** start of Exercise materials **

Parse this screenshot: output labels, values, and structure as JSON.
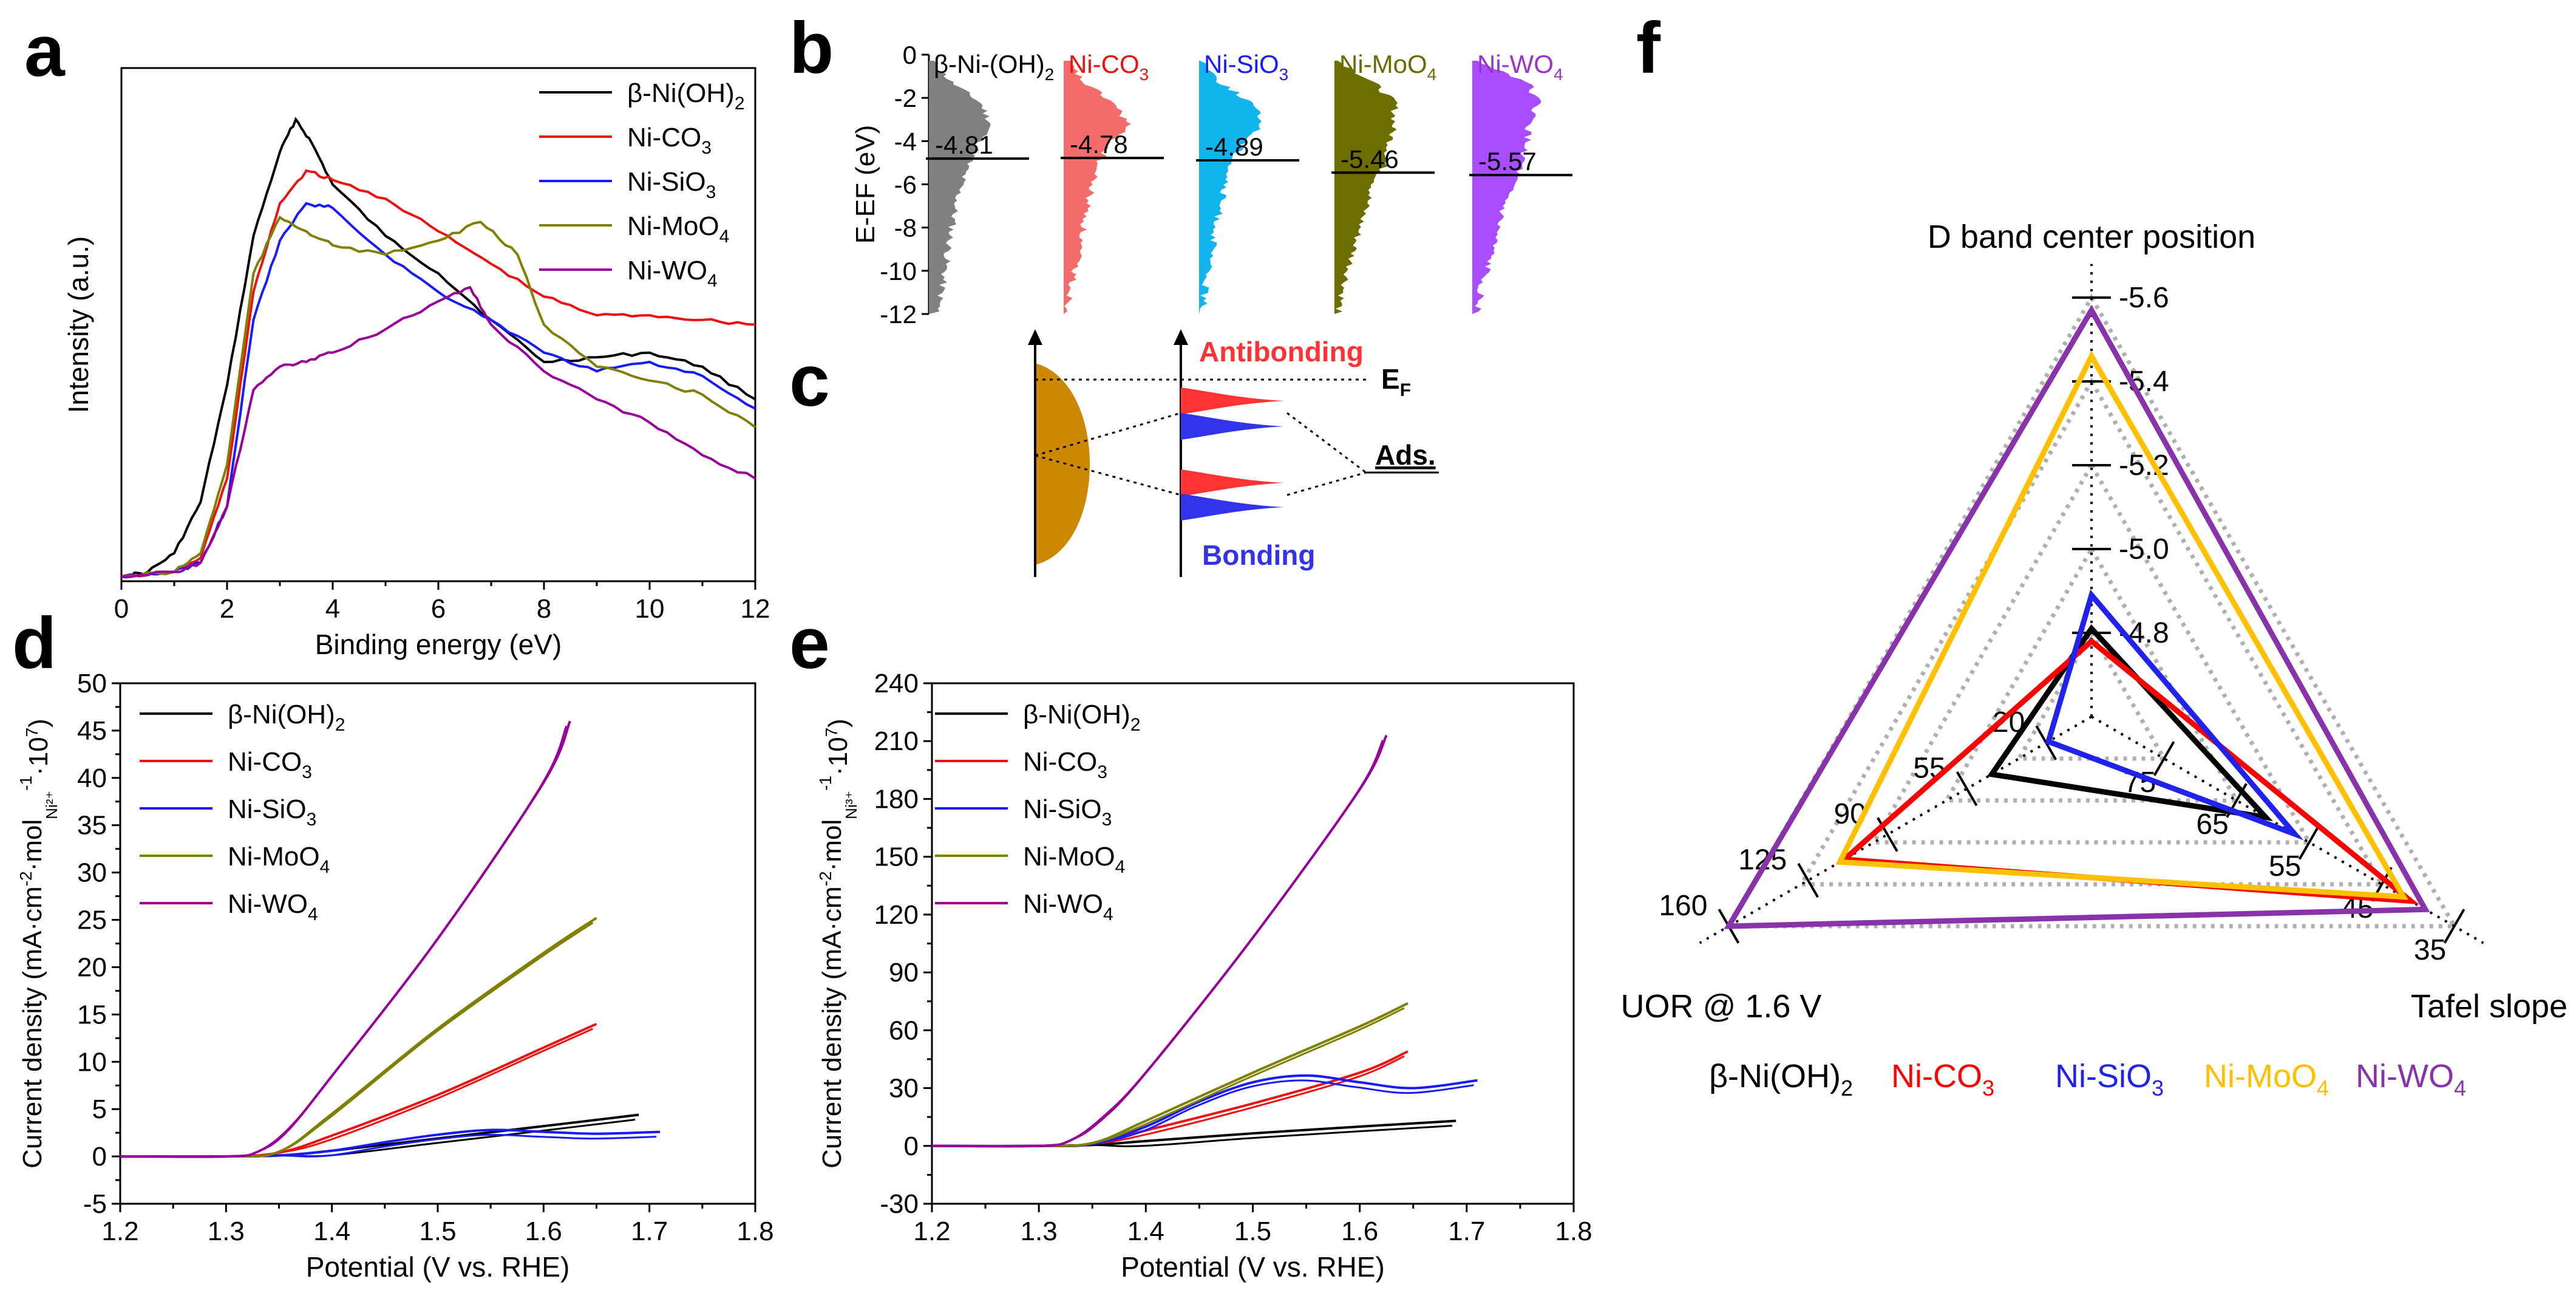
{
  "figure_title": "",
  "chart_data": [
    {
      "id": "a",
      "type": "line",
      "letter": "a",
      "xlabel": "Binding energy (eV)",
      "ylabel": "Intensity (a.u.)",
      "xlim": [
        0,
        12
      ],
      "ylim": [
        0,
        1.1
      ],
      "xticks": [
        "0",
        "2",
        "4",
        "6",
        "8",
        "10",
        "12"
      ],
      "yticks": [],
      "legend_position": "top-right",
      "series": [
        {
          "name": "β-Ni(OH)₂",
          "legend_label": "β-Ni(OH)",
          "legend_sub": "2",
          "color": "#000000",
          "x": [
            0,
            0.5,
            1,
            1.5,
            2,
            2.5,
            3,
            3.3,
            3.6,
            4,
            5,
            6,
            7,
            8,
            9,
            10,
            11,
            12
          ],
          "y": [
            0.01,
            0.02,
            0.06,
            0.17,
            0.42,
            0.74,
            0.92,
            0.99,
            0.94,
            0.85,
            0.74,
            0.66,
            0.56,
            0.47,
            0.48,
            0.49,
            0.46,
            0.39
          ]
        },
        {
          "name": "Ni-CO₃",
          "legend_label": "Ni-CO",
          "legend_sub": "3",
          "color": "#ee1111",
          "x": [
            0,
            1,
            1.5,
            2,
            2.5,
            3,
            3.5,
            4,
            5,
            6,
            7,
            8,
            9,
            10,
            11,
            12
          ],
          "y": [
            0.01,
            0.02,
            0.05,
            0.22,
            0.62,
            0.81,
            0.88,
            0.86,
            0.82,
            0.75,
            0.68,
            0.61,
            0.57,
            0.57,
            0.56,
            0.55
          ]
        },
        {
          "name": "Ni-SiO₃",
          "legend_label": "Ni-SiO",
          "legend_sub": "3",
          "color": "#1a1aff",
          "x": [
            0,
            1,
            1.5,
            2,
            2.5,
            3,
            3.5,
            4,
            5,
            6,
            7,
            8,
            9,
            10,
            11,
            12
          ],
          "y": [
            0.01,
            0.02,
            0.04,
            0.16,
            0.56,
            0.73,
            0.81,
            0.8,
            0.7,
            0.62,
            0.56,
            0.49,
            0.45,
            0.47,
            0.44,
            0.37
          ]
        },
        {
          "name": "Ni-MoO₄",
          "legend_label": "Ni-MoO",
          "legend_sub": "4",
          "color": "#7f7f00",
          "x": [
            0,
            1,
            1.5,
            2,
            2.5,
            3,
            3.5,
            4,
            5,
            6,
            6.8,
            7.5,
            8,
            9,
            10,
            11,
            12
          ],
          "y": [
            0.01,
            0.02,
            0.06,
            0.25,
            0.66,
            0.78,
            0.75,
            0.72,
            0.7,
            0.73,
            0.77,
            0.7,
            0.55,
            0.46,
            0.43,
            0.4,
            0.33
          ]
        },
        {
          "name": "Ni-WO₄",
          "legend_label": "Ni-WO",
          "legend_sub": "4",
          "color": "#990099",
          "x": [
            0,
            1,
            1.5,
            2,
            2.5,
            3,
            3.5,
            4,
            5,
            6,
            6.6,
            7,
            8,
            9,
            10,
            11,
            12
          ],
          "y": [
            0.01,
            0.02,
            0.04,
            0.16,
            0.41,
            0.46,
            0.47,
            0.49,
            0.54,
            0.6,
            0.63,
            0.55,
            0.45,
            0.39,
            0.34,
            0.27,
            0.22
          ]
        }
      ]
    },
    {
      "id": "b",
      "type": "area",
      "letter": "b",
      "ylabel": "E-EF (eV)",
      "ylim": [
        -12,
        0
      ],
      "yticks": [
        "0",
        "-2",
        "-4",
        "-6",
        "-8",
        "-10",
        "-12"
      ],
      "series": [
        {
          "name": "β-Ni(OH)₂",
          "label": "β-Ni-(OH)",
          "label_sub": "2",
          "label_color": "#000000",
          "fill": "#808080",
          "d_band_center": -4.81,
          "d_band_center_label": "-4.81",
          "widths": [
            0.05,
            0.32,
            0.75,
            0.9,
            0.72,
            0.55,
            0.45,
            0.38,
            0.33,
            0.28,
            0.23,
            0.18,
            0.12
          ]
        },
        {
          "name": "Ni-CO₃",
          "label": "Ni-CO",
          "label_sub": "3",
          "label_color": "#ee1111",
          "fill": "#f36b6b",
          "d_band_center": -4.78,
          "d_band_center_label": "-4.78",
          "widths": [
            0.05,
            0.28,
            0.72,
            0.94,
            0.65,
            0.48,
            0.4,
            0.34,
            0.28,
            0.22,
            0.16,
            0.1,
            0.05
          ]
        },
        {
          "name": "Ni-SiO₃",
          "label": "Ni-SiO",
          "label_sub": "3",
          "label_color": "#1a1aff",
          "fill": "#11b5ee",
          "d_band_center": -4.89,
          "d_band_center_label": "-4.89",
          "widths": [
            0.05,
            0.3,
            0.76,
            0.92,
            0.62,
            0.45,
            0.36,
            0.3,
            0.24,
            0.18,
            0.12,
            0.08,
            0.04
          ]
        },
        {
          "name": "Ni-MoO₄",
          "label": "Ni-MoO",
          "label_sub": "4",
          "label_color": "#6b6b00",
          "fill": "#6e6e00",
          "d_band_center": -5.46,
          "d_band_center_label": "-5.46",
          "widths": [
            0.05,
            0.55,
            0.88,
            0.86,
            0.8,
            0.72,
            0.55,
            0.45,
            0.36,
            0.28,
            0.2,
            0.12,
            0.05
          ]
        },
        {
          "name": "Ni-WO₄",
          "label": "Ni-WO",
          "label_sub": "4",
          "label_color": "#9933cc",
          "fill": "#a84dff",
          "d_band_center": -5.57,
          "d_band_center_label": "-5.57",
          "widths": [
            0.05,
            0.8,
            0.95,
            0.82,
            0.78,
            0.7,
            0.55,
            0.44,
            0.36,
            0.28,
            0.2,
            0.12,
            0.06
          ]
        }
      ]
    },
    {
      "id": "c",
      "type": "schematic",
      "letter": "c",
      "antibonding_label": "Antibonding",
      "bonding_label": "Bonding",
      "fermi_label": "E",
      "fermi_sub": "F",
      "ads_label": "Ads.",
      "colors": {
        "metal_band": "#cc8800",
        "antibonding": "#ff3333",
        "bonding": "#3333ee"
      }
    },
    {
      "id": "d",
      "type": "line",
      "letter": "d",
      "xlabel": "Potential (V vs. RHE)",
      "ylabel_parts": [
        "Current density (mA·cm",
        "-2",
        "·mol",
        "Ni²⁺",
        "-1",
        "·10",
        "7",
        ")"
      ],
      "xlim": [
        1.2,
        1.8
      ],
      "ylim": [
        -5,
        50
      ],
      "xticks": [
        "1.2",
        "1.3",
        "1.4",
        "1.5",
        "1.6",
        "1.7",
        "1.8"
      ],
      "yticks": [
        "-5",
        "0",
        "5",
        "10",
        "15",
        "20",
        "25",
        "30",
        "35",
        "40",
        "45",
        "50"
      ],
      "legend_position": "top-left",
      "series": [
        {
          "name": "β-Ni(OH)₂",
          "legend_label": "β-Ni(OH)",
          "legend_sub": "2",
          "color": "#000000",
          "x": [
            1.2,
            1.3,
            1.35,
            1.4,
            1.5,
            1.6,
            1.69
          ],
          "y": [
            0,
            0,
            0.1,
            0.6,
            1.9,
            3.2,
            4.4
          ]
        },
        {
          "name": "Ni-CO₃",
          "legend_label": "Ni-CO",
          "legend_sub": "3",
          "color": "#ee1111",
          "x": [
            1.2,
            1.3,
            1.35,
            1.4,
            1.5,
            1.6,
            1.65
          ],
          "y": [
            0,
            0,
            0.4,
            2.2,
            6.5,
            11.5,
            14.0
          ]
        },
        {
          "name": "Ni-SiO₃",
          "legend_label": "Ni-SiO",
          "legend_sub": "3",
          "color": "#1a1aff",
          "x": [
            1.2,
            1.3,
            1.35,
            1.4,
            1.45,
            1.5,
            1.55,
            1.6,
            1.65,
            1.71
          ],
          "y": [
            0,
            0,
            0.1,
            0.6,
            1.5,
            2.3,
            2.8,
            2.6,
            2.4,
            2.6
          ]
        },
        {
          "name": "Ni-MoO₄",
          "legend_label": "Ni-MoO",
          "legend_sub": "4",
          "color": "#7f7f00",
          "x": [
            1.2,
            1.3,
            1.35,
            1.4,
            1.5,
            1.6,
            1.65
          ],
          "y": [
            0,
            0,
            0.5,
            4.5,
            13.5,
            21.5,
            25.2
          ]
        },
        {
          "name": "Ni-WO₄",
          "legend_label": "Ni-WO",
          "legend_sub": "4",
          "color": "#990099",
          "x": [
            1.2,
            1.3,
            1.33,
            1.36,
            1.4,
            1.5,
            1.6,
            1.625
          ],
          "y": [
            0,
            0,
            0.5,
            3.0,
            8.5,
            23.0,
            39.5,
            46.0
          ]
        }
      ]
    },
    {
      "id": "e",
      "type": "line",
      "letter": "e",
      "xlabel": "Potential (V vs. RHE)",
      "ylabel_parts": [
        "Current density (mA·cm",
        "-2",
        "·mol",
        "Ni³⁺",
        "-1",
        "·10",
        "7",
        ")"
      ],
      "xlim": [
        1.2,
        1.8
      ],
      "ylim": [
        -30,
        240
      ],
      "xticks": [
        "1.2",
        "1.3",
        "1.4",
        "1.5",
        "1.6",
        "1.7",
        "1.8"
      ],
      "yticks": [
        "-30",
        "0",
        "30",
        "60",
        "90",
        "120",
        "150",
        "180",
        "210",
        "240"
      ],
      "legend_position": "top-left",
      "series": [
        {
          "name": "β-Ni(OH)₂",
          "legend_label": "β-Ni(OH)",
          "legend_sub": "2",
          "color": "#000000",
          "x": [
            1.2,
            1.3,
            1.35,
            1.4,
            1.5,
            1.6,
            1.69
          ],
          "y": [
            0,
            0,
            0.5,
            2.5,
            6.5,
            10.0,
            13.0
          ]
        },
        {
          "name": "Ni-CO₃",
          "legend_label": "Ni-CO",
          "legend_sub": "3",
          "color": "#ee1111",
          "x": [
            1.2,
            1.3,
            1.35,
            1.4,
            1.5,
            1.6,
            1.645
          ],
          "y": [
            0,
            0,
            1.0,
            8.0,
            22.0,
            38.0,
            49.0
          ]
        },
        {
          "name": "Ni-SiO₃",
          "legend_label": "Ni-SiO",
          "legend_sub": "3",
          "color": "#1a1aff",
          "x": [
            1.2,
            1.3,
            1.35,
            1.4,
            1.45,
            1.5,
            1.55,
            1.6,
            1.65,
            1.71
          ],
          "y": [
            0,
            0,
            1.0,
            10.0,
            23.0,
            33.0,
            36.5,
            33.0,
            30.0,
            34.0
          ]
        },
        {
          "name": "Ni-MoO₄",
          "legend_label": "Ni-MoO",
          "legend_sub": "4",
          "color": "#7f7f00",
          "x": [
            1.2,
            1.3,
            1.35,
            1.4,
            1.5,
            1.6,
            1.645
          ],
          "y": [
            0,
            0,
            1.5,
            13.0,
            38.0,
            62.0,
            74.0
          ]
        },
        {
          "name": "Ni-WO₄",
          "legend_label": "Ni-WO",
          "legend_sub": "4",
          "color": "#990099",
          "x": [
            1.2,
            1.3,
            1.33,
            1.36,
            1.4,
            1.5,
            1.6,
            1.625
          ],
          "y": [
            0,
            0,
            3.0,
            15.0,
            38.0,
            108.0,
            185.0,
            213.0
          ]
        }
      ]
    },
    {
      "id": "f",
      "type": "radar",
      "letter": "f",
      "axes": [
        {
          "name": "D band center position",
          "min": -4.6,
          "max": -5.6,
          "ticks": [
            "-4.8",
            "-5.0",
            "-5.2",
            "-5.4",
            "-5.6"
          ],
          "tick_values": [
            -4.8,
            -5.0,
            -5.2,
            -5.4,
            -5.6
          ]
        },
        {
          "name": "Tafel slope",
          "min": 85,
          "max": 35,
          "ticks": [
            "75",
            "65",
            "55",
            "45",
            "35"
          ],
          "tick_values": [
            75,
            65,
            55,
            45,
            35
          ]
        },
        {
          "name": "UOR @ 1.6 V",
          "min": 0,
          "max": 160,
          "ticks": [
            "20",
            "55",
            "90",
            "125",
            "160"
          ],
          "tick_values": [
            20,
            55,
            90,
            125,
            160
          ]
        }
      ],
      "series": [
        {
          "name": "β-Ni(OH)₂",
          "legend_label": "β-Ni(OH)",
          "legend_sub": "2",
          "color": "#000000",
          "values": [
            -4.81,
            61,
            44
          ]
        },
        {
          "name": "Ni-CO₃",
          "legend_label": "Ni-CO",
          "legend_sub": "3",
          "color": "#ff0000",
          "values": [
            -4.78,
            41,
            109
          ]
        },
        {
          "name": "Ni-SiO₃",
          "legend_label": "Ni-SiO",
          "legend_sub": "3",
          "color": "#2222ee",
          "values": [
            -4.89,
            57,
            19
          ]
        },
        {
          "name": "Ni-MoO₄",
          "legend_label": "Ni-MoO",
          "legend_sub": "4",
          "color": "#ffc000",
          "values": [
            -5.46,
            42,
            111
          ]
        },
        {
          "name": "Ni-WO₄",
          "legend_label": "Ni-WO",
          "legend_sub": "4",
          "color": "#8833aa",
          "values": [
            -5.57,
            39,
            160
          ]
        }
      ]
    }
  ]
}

** end of Exercise materials **

▸ Exercise goal
From the listing above, copy all lines holding the word "fill".

▸ Solution to this task
          "fill": "#808080",
          "fill": "#f36b6b",
          "fill": "#11b5ee",
          "fill": "#6e6e00",
          "fill": "#a84dff",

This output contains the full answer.